Set problem:
Find each line with the string "Temperatuur" and report it.

Records for the exercise:
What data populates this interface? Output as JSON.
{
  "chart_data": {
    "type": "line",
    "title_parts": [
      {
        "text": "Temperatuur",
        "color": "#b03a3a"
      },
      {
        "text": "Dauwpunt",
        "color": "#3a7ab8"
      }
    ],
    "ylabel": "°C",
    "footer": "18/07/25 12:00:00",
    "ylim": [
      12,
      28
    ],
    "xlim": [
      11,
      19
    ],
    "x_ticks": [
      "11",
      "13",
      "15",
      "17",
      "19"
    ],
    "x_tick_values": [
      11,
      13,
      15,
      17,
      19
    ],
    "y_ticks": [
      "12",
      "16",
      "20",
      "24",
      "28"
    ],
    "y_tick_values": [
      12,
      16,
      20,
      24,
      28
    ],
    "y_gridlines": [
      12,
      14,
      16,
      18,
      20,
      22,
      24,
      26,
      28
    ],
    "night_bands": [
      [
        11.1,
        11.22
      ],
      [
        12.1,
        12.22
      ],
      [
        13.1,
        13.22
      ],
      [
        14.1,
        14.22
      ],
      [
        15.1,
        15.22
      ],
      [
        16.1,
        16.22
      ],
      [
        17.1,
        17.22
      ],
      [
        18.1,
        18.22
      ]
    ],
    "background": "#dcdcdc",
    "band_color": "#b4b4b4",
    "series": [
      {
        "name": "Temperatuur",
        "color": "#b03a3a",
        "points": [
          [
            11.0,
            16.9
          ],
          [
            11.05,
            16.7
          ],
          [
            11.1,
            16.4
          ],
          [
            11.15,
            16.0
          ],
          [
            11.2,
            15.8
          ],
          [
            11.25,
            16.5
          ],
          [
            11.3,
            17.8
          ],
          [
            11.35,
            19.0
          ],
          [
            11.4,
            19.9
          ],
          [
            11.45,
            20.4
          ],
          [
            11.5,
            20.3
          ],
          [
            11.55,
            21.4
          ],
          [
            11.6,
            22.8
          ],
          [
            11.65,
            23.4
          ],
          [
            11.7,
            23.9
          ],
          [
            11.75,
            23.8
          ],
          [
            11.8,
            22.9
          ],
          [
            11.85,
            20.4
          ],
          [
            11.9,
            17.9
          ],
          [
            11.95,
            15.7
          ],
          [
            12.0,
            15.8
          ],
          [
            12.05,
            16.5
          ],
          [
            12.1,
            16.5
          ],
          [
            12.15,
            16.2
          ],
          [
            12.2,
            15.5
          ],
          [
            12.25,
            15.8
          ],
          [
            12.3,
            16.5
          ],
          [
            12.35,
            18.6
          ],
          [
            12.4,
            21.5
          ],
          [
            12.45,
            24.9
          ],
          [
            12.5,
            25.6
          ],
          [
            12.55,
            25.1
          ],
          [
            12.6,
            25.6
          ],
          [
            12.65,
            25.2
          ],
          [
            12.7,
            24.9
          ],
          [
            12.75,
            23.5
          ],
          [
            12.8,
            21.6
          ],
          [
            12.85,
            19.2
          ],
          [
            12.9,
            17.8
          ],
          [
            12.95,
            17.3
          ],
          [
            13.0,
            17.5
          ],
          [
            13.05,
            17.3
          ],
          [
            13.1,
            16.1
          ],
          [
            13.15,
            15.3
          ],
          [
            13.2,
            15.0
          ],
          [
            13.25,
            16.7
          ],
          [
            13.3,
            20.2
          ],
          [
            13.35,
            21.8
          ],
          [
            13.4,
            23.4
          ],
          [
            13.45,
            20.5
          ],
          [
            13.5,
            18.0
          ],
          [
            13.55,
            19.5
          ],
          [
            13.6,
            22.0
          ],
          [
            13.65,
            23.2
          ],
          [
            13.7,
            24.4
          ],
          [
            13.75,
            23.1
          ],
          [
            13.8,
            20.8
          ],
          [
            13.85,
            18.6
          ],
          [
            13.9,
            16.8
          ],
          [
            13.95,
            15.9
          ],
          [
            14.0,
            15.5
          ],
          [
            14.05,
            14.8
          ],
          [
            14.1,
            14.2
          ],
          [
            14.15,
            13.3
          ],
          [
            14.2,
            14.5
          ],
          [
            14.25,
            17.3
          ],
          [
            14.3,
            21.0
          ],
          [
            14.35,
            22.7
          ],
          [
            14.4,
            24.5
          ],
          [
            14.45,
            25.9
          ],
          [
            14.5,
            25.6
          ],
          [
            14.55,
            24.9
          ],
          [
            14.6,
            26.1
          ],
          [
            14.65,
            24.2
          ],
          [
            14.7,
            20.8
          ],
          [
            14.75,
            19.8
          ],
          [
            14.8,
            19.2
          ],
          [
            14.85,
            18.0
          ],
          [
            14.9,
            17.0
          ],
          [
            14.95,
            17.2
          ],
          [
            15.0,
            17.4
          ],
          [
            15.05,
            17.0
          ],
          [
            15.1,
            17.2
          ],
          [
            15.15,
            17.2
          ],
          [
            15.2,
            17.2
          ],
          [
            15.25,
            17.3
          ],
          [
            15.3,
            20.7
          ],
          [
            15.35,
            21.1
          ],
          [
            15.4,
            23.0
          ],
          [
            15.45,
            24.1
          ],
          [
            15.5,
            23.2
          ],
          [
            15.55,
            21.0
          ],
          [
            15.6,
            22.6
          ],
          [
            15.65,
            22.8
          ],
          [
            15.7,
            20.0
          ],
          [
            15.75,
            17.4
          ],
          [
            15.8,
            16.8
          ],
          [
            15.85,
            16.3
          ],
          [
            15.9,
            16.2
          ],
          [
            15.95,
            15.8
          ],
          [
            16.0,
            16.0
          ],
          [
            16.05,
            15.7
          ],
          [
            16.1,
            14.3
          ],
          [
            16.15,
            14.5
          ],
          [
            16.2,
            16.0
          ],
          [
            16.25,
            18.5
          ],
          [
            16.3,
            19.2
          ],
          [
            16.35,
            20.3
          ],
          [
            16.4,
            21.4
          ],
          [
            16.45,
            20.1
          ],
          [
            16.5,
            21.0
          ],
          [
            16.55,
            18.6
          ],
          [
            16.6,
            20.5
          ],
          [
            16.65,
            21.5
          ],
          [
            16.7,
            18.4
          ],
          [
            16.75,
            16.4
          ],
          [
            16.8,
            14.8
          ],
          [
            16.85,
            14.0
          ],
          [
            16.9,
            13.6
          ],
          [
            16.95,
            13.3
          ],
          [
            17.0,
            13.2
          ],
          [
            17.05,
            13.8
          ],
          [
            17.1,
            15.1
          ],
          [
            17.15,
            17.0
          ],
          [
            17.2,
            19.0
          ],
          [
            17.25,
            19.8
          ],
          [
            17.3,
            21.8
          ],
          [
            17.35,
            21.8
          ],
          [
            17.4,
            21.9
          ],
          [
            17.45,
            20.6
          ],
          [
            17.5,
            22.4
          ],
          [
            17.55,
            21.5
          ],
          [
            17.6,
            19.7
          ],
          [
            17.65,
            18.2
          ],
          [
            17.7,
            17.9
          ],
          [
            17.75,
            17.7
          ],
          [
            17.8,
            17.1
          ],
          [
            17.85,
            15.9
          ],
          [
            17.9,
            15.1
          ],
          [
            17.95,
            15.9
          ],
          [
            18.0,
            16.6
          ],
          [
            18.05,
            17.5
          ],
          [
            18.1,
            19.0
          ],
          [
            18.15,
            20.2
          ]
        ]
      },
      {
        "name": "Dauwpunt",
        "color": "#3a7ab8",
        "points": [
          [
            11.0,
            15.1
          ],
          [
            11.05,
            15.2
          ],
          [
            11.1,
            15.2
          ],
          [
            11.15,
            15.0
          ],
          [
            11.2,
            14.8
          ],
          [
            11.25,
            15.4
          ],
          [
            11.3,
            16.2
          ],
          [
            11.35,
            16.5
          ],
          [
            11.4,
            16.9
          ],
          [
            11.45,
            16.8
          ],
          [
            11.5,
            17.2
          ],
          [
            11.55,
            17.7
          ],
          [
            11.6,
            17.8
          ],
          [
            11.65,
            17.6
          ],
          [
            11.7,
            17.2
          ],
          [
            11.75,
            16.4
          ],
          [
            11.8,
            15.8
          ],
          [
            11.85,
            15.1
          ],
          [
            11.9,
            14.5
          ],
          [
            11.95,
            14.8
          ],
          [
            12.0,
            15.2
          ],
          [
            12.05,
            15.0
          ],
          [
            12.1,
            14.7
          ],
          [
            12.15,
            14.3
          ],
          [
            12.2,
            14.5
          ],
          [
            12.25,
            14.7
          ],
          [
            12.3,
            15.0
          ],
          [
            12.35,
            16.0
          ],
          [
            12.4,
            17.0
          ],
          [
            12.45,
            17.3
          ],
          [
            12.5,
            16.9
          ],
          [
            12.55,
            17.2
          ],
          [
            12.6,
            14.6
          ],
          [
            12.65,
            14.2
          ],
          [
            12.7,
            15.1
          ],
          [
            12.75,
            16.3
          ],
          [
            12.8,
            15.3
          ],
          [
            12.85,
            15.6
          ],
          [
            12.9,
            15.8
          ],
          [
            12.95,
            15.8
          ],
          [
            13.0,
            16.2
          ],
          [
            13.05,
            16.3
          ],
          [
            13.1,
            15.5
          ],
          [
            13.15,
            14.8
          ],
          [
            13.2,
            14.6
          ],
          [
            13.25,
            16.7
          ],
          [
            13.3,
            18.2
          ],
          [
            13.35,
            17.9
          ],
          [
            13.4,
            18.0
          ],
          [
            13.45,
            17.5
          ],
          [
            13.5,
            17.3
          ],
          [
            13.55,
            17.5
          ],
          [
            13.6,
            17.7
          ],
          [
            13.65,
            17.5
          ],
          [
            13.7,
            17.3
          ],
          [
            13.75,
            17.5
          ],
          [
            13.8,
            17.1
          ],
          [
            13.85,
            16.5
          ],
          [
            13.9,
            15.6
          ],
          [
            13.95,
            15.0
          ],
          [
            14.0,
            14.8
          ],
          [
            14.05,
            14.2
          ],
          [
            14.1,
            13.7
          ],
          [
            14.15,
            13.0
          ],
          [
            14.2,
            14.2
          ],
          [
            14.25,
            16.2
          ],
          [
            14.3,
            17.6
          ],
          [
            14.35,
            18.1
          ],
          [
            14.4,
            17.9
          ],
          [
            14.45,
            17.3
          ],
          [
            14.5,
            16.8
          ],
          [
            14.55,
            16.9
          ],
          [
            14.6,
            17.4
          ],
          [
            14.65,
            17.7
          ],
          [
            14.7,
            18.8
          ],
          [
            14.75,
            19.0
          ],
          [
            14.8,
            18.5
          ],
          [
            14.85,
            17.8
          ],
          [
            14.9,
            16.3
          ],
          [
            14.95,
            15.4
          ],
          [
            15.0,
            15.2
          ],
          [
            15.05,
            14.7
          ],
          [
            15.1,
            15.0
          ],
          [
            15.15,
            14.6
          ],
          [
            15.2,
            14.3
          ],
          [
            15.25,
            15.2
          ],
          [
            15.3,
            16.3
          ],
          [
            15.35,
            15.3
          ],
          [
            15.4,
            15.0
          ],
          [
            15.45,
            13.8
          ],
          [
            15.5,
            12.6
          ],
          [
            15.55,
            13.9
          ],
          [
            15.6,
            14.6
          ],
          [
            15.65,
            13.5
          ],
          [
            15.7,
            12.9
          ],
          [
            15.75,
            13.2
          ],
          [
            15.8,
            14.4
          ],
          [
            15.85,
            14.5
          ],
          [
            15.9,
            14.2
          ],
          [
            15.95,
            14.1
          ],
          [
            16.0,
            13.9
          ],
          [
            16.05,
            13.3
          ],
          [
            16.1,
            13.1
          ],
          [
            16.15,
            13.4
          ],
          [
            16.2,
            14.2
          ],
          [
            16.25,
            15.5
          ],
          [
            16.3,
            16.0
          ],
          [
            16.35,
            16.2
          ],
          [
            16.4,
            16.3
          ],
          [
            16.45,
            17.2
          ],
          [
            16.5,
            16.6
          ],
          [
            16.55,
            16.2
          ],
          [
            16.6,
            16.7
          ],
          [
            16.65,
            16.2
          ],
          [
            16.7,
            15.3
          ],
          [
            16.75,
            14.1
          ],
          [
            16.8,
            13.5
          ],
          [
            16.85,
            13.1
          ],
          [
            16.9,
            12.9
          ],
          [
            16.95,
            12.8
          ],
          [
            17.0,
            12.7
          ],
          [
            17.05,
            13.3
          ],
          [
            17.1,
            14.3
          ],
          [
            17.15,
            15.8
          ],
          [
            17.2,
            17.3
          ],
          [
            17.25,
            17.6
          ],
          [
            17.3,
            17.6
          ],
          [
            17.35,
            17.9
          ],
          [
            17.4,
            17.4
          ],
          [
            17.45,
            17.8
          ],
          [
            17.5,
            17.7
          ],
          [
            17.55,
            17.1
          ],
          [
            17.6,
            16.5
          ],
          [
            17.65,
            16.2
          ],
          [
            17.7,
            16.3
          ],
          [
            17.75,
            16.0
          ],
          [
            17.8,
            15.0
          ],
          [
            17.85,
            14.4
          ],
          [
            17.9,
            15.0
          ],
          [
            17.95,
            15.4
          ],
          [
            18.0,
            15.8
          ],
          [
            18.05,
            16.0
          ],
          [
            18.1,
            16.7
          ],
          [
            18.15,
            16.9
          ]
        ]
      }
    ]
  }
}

Exercise result:
        "text": "Temperatuur",
        "name": "Temperatuur",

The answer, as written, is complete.